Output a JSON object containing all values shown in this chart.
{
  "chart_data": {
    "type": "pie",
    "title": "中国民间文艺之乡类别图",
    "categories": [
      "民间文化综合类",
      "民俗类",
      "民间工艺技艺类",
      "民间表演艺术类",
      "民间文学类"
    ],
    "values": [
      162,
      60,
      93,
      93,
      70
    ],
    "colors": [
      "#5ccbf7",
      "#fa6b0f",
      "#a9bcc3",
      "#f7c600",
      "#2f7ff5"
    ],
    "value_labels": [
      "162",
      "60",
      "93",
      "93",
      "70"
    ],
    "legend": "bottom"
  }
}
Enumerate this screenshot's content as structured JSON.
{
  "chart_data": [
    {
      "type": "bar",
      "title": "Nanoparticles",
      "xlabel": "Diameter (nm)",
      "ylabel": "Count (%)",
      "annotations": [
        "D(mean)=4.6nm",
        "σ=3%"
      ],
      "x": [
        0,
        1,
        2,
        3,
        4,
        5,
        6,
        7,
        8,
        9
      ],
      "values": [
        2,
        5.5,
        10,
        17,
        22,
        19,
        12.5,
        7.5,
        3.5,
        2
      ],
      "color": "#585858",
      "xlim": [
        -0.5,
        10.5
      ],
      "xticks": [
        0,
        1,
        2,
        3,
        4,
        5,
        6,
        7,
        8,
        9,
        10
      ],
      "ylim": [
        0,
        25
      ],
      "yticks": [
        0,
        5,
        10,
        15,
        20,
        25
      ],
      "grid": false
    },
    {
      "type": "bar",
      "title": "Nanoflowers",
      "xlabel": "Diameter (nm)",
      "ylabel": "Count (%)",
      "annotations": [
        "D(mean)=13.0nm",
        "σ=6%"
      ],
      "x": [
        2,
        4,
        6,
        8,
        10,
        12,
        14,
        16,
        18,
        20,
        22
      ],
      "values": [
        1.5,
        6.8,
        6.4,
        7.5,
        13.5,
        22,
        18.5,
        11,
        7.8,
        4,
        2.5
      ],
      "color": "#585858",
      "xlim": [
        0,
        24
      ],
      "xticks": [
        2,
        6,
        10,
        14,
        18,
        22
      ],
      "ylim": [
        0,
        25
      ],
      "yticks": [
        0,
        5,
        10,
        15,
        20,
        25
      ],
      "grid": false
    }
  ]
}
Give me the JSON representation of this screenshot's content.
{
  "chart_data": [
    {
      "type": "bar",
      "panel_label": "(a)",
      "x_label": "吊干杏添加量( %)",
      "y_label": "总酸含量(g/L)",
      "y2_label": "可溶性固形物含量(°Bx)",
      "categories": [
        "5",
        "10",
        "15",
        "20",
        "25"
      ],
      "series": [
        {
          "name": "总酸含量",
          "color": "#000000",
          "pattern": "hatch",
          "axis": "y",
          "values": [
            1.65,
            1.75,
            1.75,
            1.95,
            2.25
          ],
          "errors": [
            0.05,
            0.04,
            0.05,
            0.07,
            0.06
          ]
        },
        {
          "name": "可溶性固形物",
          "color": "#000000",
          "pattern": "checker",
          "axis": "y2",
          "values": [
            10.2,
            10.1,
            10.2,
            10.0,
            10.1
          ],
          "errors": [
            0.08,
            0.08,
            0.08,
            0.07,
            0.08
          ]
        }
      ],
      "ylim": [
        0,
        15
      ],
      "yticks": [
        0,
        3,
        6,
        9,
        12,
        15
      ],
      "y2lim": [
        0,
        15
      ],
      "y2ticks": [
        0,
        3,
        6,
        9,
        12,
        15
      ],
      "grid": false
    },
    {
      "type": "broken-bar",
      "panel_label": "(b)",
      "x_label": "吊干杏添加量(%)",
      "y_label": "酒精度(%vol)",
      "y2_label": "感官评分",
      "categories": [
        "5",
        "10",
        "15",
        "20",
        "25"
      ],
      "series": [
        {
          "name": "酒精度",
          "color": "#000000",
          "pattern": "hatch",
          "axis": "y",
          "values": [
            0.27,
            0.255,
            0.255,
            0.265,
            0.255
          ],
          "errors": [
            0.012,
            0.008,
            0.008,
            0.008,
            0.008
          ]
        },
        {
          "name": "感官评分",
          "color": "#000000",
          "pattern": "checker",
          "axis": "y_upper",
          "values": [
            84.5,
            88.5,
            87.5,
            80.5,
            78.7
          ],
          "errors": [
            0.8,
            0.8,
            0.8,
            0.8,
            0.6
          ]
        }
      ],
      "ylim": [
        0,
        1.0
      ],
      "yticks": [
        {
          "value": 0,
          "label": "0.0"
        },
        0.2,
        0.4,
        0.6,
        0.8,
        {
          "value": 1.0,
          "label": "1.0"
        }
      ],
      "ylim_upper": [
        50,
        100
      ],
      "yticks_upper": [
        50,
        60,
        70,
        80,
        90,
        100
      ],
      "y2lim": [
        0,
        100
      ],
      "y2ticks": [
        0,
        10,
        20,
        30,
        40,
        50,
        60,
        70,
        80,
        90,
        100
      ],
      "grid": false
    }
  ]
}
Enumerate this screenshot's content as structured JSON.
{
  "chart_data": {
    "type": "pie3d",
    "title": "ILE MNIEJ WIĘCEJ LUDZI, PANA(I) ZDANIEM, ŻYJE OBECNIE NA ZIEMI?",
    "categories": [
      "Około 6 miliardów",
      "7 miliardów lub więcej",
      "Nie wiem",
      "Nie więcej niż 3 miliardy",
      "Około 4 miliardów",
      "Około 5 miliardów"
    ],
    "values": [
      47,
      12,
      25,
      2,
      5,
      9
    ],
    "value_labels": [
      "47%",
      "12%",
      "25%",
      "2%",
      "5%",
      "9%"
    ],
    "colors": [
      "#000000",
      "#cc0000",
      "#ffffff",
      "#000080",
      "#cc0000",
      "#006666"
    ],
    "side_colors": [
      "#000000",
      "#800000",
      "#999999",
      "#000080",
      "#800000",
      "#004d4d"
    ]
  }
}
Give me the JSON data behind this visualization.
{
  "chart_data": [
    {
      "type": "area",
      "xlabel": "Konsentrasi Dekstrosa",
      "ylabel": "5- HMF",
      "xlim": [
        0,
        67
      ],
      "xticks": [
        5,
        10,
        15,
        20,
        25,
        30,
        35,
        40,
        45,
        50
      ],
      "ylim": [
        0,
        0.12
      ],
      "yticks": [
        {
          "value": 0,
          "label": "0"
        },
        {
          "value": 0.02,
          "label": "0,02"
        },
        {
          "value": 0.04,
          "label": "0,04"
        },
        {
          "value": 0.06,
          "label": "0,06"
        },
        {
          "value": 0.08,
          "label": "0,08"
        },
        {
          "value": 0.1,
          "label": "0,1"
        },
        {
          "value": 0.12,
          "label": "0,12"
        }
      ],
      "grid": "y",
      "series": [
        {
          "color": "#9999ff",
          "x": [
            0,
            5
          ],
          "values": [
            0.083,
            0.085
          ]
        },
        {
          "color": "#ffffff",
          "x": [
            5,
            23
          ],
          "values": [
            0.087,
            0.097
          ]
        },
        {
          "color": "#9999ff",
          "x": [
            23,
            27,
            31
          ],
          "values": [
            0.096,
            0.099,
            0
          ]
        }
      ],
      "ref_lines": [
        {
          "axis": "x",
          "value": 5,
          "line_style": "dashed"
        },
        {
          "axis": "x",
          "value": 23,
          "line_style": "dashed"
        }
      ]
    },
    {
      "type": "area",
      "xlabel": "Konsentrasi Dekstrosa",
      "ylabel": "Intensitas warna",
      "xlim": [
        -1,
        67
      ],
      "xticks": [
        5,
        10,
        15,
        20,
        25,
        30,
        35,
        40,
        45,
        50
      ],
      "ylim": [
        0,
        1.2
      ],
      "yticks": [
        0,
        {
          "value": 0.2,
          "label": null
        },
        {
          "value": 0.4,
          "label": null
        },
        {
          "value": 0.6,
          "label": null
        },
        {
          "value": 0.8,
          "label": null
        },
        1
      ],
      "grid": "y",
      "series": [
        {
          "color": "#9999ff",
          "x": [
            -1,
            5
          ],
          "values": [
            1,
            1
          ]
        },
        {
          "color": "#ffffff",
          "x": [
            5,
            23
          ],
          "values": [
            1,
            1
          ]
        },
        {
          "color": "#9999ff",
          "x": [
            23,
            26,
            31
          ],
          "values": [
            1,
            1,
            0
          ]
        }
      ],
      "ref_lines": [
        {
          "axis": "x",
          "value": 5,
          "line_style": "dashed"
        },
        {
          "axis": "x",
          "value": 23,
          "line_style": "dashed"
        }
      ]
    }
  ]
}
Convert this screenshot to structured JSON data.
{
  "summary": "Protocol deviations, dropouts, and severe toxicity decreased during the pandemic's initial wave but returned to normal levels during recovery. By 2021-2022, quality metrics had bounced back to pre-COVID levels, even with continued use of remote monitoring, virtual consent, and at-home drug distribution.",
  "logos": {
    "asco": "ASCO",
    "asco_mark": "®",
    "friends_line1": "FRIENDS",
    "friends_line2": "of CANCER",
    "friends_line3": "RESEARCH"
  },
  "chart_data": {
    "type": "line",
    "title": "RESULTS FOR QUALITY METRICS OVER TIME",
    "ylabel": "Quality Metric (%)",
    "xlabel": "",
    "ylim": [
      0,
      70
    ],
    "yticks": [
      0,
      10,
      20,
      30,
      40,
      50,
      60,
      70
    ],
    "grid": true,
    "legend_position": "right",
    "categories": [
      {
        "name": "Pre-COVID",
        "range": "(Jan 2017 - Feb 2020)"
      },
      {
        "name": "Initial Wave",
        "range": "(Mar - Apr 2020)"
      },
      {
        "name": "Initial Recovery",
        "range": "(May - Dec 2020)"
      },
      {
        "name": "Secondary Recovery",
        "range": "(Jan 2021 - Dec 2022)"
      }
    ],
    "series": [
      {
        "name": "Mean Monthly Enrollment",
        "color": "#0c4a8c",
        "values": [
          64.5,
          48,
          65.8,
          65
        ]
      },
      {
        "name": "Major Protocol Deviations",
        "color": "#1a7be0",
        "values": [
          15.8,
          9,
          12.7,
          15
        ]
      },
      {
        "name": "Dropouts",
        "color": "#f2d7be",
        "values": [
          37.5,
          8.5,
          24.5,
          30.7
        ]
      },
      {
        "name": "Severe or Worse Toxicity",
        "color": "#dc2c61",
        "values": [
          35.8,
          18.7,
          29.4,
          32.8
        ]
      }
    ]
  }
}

________________________

- WHAT YOU NEED TO DO: Report back each line of the entries that holds the string "miliardów".

- COMPLETE OUTPUT:
      "Około 6 miliardów",
      "7 miliardów lub więcej",
      "Około 4 miliardów",
      "Około 5 miliardów"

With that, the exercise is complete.